_TEXTAUSSCHNITT_

Inzwischen hat Dr. B***** namens der Eva T***** Rekurs gegen den Beschluss ON 22 vom 4. 6. 1948 erhoben, aus einem Aktenvermerk auf dieser Rekurseingabe ON 51 ist ersichtlich, dass dem Notar Dr. O***** der Beschluss vom 4. 6. 1948 ON 22 nicht zugestellt wurde. Das Rekursgericht gab diesem Rekurs Folge, hob den angefochtenen Beschluss in dem in Betracht kommenden Punkten 1 und 4 auf, wies den Antrag der Marie K***** auf Überlassung des Nachlasses an Zahlungsstatt ab und trug dem Erstgericht auf, das Verlassenschaftsverfahren durchzuführen. In den Gründen der Entscheidung wurde darauf hingewiesen, dass schon längst ein Kurator hätte bestellt werden müssen, um den Beschluss ON 22 zuzustellen, was aber auch gegenüber Dr. O***** nicht geschehen sei. Es wurde daher mangels Zustellung ausgesprochen, dass der Beschluss noch nicht in Rechtskraft erwachsen wäre und dass daher der Rekurs als rechtzeitig anzusehen sei. In rechtlicher Beziehung erachtete das Rekursgericht, dass die Überlassung des Nachlasses an Zahlungsstatt unzulässig war, da in demselben nicht unbedeutende Werte, nämlich Liegenschaften gehören (§§ 72/2, 73/3 AbhP).

Der Revisionsrekurs der Marie K***** behauptet dagegen Rechtskraft des Beschlusses ON 22, da der Kurator den Akt eingesehen habe, die Eingabe ON 40 vom 24. 2. 1949 gemacht und nur auf die Erhebung des Rekurses offenbar vergessen habe, weshalb der Rekurs der Eva T***** als verspätet anzusehen und der Beschluss ON 22 in Rechtskraft erwachsen sei. Im Übrigen wird die Auffassung des Rekursgerichts betreffend die Unzulässigkeit der jure crediti Überlassung bei Vorhandensein von Liegenschaften bestritten, zumal es sich hier um wenig wertvolle Grundstücke handelt, sodass eine Erbenzustimmung gar nicht erforderlich sei. Schließlich wird noch darauf hingewiesen, dass Eva T***** dem Stefan F***** keine Abhandlungsvollmacht sondern nur eine Vertretungsvollmacht in dem beim Bezirksgericht Döbling bzw Eisenstadt anhängigen Prozess erteilt habe, weshalb dieser weder zur Abgabe einer Erbserklärung noch zur Erhebung eines Rekurses berechtigt wäre. Außerdem sei die Vollmacht nicht im Original vorgelegt und bedürfe sie auch der notariellen Beglaubigung der Abschrift des Originals, nicht aber bloß der Bestätigung der Richtigkeit der Übersetzung durch den ungarischen Dolmetsch.

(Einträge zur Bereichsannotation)
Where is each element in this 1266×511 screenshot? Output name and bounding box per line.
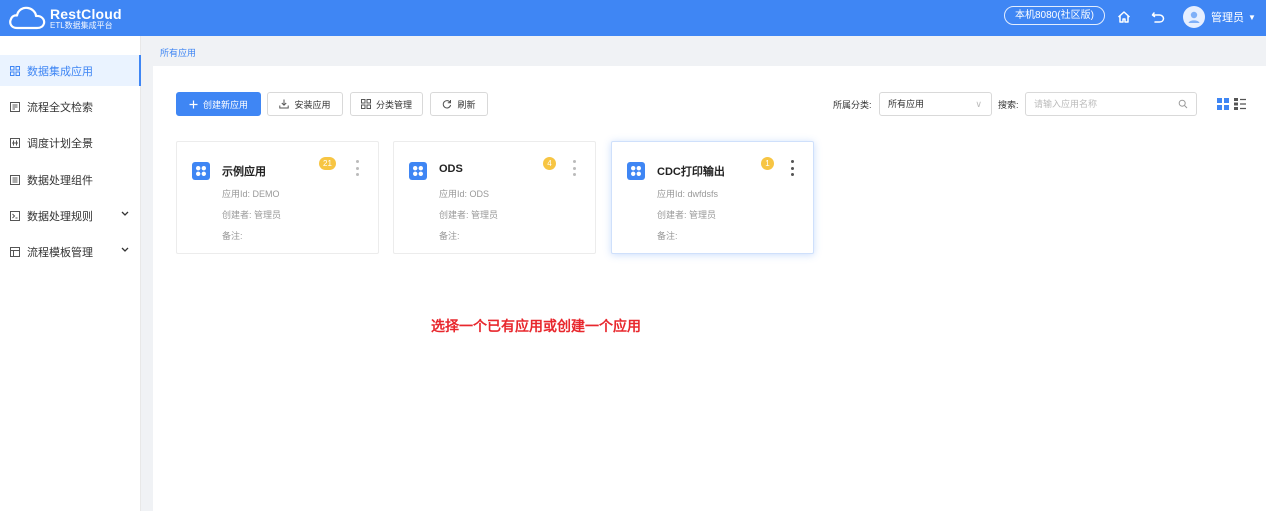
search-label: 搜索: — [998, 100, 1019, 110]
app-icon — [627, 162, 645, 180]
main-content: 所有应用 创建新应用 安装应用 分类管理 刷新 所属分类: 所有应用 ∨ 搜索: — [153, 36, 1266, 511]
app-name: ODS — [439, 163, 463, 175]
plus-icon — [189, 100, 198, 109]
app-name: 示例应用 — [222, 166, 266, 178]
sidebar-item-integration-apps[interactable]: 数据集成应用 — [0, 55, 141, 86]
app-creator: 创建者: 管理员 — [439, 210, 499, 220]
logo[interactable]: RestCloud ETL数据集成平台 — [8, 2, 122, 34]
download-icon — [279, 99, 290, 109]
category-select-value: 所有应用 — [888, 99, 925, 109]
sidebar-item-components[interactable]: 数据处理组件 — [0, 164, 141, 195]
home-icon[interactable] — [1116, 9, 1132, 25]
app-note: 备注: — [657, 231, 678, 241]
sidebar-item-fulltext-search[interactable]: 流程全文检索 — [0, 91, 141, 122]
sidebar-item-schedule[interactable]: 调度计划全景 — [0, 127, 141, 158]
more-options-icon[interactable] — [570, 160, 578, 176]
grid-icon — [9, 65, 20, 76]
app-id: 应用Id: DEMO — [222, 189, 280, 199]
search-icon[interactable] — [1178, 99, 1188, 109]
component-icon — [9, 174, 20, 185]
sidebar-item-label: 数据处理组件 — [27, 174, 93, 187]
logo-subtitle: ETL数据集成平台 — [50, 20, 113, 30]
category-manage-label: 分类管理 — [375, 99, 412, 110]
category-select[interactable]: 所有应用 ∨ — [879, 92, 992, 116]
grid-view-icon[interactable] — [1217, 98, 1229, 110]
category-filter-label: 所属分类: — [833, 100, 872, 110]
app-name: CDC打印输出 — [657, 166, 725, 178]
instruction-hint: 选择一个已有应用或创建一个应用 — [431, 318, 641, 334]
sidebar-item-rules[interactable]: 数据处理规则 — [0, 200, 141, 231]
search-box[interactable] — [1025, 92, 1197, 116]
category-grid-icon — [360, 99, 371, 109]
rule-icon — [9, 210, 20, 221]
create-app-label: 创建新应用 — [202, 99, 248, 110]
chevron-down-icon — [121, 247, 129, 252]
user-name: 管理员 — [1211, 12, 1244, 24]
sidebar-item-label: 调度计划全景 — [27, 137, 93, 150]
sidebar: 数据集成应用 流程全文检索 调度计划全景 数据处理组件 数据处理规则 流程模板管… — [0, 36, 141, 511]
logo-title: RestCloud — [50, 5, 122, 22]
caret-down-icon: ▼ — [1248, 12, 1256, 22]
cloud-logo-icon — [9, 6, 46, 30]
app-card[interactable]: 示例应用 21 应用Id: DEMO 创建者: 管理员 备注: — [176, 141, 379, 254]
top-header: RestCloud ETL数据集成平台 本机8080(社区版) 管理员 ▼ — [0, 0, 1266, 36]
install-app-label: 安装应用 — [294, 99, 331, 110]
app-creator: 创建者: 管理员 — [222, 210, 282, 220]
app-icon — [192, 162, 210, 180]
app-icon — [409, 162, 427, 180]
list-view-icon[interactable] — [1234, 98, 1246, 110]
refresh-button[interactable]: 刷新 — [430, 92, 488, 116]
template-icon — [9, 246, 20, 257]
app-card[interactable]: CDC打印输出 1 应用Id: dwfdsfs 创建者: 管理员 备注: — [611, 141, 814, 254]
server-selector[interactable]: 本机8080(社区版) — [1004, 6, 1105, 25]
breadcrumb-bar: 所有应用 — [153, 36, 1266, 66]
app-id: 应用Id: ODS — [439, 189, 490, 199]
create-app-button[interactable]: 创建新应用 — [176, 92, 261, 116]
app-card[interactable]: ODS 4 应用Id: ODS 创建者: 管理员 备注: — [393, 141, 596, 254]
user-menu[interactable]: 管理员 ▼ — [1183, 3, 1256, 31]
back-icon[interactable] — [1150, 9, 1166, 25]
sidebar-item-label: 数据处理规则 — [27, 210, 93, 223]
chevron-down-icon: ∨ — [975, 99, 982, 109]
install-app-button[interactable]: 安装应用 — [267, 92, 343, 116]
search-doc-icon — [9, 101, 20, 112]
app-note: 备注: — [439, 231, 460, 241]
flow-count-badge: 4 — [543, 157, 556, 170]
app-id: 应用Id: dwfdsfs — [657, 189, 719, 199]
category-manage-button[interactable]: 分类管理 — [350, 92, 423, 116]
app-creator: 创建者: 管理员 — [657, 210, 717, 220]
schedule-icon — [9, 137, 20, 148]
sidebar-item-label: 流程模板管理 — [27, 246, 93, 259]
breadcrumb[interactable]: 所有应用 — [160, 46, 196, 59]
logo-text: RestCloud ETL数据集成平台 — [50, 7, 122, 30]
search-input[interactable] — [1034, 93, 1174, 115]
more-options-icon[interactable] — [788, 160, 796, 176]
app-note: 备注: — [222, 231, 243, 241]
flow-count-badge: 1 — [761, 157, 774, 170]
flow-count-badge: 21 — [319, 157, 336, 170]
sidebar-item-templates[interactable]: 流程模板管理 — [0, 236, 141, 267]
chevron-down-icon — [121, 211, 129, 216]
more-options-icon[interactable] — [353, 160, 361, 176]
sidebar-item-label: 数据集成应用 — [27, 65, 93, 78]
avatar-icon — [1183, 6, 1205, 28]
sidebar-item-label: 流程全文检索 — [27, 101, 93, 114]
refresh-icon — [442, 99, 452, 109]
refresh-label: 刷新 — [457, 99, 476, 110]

_SCHRIFTLICHE AUFGABEN_
a) Aus welchem Grund hielt das Rekursgericht laut dem Textausschnitt die Überlassung des Nachlasses an Zahlungsstatt für unzulässig?
b) Führe den Textausschnitt über das Verlassenschaftsverfahren im Anschluss an seinen letzten Satz fort.

_ANTWORTEN IN REIHENFOLGE_
a) Weil zum Nachlass nicht unbedeutende Werte gehören, nämlich Liegenschaften.

b)
Rechtliche Beurteilung

Dem Revisionsrekurs kann in keinem Punkt gefolgt werden. Der Beschluss ON 22 ist lediglich dem damals nicht bevollmächtigt gewesenen Stefan F***** zugestellt worden, der daher zur Ergreifung eines Rechtsmittels nicht befugt war (1. 10. 1948). Die Zustellung an ihn konnte daher keinerlei Rechtsfolgen für Eva T***** nach sich ziehen.

Das Rekursgericht hat Zustellung des Beschlusses an den zu bestellenden Kurator der Eva T***** aufgetragen. Dieser Beschluss konnte bis zur Zustellung keinesfalls in Rechtskraft erwachsen, sobald eine gesetzliche Erbin, deren Name und vorherige Anschrift bekannt war, vorhanden gewesen ist. Dem Auftrag des Rekursgerichts auf Zustellung an den Kurator wurde nicht entsprochen; die bloße Akteneinsicht ersetzt nicht die Zustellung eines Beschlusses, diese erfolgt nur nach den Vorschriften der §§ 87 bis 122 ZPO (§ 6 VerfaSt). Mag auch der Kurator berechtigt gewesen sein, Rekurs aufgrund der Akteneinsicht zu erheben, wie dies nunmehr seitens des Bevollmächtigten geschah, erfolgt daraus aber nicht, dass er die Rekursfrist versäumt hat, wenn ihm der Beschluss nicht zugestellt worden ist. Die Rekursfrist beginnt erst mit der Zustellung des Beschlusses zu laufen. Da somit der Beschluss ON 22 nicht ordnungsgemäß zugestellt wurde, dem nunmehr bevollmächtigten Stefan F***** seit der Erlangung der Vollmacht aber auch nicht zugestellt wurde, war derselbe mangels Rechtskraft des Beschlusses berechtigt, Rekurs zu erheben, der somit als rechtzeitig anzusehen ist. Wenn der Revisionsrekurs meint, dass Stefan F***** nur eine Vertretungsvollmacht in dem beim Bezirksgericht Döbling bzw Eisenstadt anhängigen Prozess, nicht aber für das Abhandlungsverfahren und für eine Rekursergreifung habe, so ist dies teils aktenwidrig, teils unrichtig. Denn die übrigens im ungarischen Original vorliegende Vollmacht lautet dahin, dass Stefan F***** die Eva T***** in der Verlassenschaftsangelegenheit nach ihrem Vater beim Bezirksgericht Döbling bzw in dem beim Bezirksgericht Eisenstadt anhängigen Prozess mit voller Rechtswirksamkeit vertrete und in ihrem Namen vorgehe. Stefan F***** war daher berechtigt, im Abhandlungsakt die Eva T***** zu vertreten und selbstverständlich auch in Wahrung ihrer Interessen dort Rekurs zu erheben.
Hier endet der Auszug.